▶ [What needs to be done]: Please set down each line of the records below word for word, leaving nothing out and changing nothing.

Boxed element entries:
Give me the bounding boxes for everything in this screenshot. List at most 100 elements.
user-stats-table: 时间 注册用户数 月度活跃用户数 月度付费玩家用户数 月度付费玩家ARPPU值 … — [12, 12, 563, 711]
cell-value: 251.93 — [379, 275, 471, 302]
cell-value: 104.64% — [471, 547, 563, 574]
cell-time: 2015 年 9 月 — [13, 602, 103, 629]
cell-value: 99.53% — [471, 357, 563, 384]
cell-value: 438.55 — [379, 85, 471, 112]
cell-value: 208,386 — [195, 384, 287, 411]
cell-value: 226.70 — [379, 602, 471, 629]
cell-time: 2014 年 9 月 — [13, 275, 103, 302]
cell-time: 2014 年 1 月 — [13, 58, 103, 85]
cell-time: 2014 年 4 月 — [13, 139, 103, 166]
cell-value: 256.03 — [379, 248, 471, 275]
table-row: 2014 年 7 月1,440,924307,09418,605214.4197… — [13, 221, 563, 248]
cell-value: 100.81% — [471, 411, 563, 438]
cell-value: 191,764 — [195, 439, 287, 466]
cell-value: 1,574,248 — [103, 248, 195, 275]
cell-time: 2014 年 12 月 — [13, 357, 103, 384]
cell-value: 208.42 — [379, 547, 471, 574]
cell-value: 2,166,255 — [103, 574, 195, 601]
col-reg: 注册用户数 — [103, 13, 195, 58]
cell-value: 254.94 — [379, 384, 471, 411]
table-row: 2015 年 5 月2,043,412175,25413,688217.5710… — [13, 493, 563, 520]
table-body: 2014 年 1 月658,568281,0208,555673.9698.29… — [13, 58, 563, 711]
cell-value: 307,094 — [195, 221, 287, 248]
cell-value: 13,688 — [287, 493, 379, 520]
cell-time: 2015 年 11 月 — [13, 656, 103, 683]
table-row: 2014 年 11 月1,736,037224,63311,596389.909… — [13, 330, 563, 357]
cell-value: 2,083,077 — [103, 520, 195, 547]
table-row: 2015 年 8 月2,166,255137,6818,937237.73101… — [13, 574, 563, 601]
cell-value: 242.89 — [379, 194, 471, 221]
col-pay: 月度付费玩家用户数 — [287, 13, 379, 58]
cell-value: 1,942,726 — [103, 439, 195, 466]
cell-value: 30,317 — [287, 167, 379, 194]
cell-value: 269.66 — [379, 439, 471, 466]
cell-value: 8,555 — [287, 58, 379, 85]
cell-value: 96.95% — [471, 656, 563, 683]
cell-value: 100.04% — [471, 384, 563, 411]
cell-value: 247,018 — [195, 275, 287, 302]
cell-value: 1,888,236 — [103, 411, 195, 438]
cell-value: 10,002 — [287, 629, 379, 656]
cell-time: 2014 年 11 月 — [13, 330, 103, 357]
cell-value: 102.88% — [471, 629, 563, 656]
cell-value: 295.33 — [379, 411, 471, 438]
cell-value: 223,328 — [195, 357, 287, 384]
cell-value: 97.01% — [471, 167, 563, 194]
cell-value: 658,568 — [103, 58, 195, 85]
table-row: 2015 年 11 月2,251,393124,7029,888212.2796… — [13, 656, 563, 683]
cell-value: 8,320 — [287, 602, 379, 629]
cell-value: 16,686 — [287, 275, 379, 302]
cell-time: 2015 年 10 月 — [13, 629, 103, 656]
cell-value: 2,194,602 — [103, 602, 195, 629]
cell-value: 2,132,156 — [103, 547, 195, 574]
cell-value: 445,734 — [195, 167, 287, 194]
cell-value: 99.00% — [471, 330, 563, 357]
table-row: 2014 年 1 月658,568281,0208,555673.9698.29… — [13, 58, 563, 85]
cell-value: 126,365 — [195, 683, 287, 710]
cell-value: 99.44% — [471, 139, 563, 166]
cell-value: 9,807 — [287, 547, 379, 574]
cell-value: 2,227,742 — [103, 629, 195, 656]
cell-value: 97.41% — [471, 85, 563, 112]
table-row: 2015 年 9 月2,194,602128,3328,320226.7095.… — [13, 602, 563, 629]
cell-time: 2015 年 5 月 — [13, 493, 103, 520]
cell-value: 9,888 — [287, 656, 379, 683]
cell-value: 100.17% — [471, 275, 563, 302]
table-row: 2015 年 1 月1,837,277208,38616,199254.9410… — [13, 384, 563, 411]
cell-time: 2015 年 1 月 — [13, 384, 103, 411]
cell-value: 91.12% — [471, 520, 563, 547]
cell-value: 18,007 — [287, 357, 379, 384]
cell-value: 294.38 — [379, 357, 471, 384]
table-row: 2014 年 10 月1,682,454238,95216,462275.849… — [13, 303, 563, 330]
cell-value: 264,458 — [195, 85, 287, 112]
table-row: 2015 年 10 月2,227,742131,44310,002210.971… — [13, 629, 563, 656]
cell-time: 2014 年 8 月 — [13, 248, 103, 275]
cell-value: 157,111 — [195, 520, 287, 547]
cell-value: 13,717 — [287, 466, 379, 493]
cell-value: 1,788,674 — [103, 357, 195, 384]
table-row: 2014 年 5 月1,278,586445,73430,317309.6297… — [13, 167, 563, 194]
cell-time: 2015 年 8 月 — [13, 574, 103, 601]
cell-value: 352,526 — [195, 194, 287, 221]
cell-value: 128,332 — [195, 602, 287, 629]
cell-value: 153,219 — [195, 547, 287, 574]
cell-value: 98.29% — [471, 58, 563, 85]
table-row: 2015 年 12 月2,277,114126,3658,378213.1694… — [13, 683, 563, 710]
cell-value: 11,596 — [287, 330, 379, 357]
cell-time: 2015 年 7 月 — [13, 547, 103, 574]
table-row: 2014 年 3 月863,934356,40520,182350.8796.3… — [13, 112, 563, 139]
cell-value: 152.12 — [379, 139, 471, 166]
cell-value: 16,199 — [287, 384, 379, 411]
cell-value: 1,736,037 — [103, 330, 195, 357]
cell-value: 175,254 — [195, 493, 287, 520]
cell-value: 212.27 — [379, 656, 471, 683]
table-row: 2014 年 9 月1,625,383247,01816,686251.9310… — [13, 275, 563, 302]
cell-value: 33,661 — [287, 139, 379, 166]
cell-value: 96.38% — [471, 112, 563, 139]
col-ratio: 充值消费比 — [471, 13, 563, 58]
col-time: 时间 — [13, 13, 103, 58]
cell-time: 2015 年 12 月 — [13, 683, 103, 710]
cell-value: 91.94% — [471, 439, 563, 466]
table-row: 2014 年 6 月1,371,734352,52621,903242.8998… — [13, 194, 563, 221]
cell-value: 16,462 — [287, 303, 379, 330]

▶ [Answer to this exercise]:
Give me the bounding boxes for everything in this screenshot. List at most 100 elements.
user-stats-table: 时间 注册用户数 月度活跃用户数 月度付费玩家用户数 月度付费玩家ARPPU值 … — [12, 12, 563, 711]
cell-value: 251.93 — [379, 275, 471, 302]
cell-value: 104.64% — [471, 547, 563, 574]
cell-time: 2015 年 9 月 — [13, 602, 103, 629]
cell-value: 99.53% — [471, 357, 563, 384]
cell-value: 438.55 — [379, 85, 471, 112]
cell-value: 208,386 — [195, 384, 287, 411]
cell-value: 226.70 — [379, 602, 471, 629]
cell-time: 2014 年 9 月 — [13, 275, 103, 302]
cell-time: 2014 年 1 月 — [13, 58, 103, 85]
cell-time: 2014 年 4 月 — [13, 139, 103, 166]
cell-value: 256.03 — [379, 248, 471, 275]
table-row: 2014 年 7 月1,440,924307,09418,605214.4197… — [13, 221, 563, 248]
cell-value: 100.81% — [471, 411, 563, 438]
cell-value: 191,764 — [195, 439, 287, 466]
cell-value: 1,574,248 — [103, 248, 195, 275]
cell-time: 2014 年 12 月 — [13, 357, 103, 384]
cell-value: 208.42 — [379, 547, 471, 574]
cell-value: 2,166,255 — [103, 574, 195, 601]
col-reg: 注册用户数 — [103, 13, 195, 58]
cell-value: 254.94 — [379, 384, 471, 411]
table-row: 2015 年 5 月2,043,412175,25413,688217.5710… — [13, 493, 563, 520]
table-body: 2014 年 1 月658,568281,0208,555673.9698.29… — [13, 58, 563, 711]
cell-value: 307,094 — [195, 221, 287, 248]
cell-value: 13,688 — [287, 493, 379, 520]
cell-time: 2015 年 11 月 — [13, 656, 103, 683]
table-row: 2014 年 11 月1,736,037224,63311,596389.909… — [13, 330, 563, 357]
cell-value: 2,083,077 — [103, 520, 195, 547]
table-row: 2015 年 8 月2,166,255137,6818,937237.73101… — [13, 574, 563, 601]
cell-value: 242.89 — [379, 194, 471, 221]
col-pay: 月度付费玩家用户数 — [287, 13, 379, 58]
cell-value: 1,942,726 — [103, 439, 195, 466]
cell-value: 30,317 — [287, 167, 379, 194]
cell-value: 269.66 — [379, 439, 471, 466]
cell-value: 8,555 — [287, 58, 379, 85]
cell-value: 96.95% — [471, 656, 563, 683]
cell-value: 100.04% — [471, 384, 563, 411]
cell-value: 247,018 — [195, 275, 287, 302]
cell-value: 1,888,236 — [103, 411, 195, 438]
cell-value: 10,002 — [287, 629, 379, 656]
cell-time: 2014 年 11 月 — [13, 330, 103, 357]
cell-value: 102.88% — [471, 629, 563, 656]
cell-value: 295.33 — [379, 411, 471, 438]
cell-value: 223,328 — [195, 357, 287, 384]
cell-value: 97.01% — [471, 167, 563, 194]
cell-value: 658,568 — [103, 58, 195, 85]
table-row: 2015 年 11 月2,251,393124,7029,888212.2796… — [13, 656, 563, 683]
cell-value: 8,320 — [287, 602, 379, 629]
cell-value: 16,686 — [287, 275, 379, 302]
cell-time: 2015 年 10 月 — [13, 629, 103, 656]
cell-value: 2,194,602 — [103, 602, 195, 629]
cell-value: 2,132,156 — [103, 547, 195, 574]
cell-value: 445,734 — [195, 167, 287, 194]
cell-value: 99.00% — [471, 330, 563, 357]
table-row: 2014 年 1 月658,568281,0208,555673.9698.29… — [13, 58, 563, 85]
cell-value: 126,365 — [195, 683, 287, 710]
cell-value: 99.44% — [471, 139, 563, 166]
cell-value: 9,807 — [287, 547, 379, 574]
cell-value: 2,227,742 — [103, 629, 195, 656]
cell-value: 97.41% — [471, 85, 563, 112]
table-row: 2015 年 9 月2,194,602128,3328,320226.7095.… — [13, 602, 563, 629]
cell-time: 2015 年 5 月 — [13, 493, 103, 520]
cell-value: 9,888 — [287, 656, 379, 683]
cell-value: 100.17% — [471, 275, 563, 302]
table-row: 2015 年 1 月1,837,277208,38616,199254.9410… — [13, 384, 563, 411]
cell-time: 2015 年 1 月 — [13, 384, 103, 411]
cell-value: 91.12% — [471, 520, 563, 547]
cell-value: 18,007 — [287, 357, 379, 384]
cell-value: 294.38 — [379, 357, 471, 384]
table-row: 2014 年 10 月1,682,454238,95216,462275.849… — [13, 303, 563, 330]
cell-value: 264,458 — [195, 85, 287, 112]
table-row: 2015 年 10 月2,227,742131,44310,002210.971… — [13, 629, 563, 656]
cell-time: 2014 年 8 月 — [13, 248, 103, 275]
cell-value: 157,111 — [195, 520, 287, 547]
cell-value: 13,717 — [287, 466, 379, 493]
cell-value: 1,788,674 — [103, 357, 195, 384]
table-row: 2014 年 5 月1,278,586445,73430,317309.6297… — [13, 167, 563, 194]
cell-time: 2015 年 8 月 — [13, 574, 103, 601]
cell-value: 352,526 — [195, 194, 287, 221]
cell-value: 128,332 — [195, 602, 287, 629]
cell-value: 153,219 — [195, 547, 287, 574]
cell-value: 98.29% — [471, 58, 563, 85]
table-row: 2015 年 12 月2,277,114126,3658,378213.1694… — [13, 683, 563, 710]
cell-value: 11,596 — [287, 330, 379, 357]
cell-time: 2015 年 7 月 — [13, 547, 103, 574]
table-row: 2014 年 3 月863,934356,40520,182350.8796.3… — [13, 112, 563, 139]
cell-value: 152.12 — [379, 139, 471, 166]
cell-value: 16,199 — [287, 384, 379, 411]
cell-value: 1,736,037 — [103, 330, 195, 357]
cell-value: 175,254 — [195, 493, 287, 520]
cell-value: 212.27 — [379, 656, 471, 683]
table-row: 2014 年 9 月1,625,383247,01816,686251.9310… — [13, 275, 563, 302]
cell-value: 33,661 — [287, 139, 379, 166]
cell-value: 96.38% — [471, 112, 563, 139]
col-ratio: 充值消费比 — [471, 13, 563, 58]
col-time: 时间 — [13, 13, 103, 58]
cell-time: 2015 年 12 月 — [13, 683, 103, 710]
cell-value: 91.94% — [471, 439, 563, 466]
table-row: 2014 年 6 月1,371,734352,52621,903242.8998… — [13, 194, 563, 221]
cell-value: 16,462 — [287, 303, 379, 330]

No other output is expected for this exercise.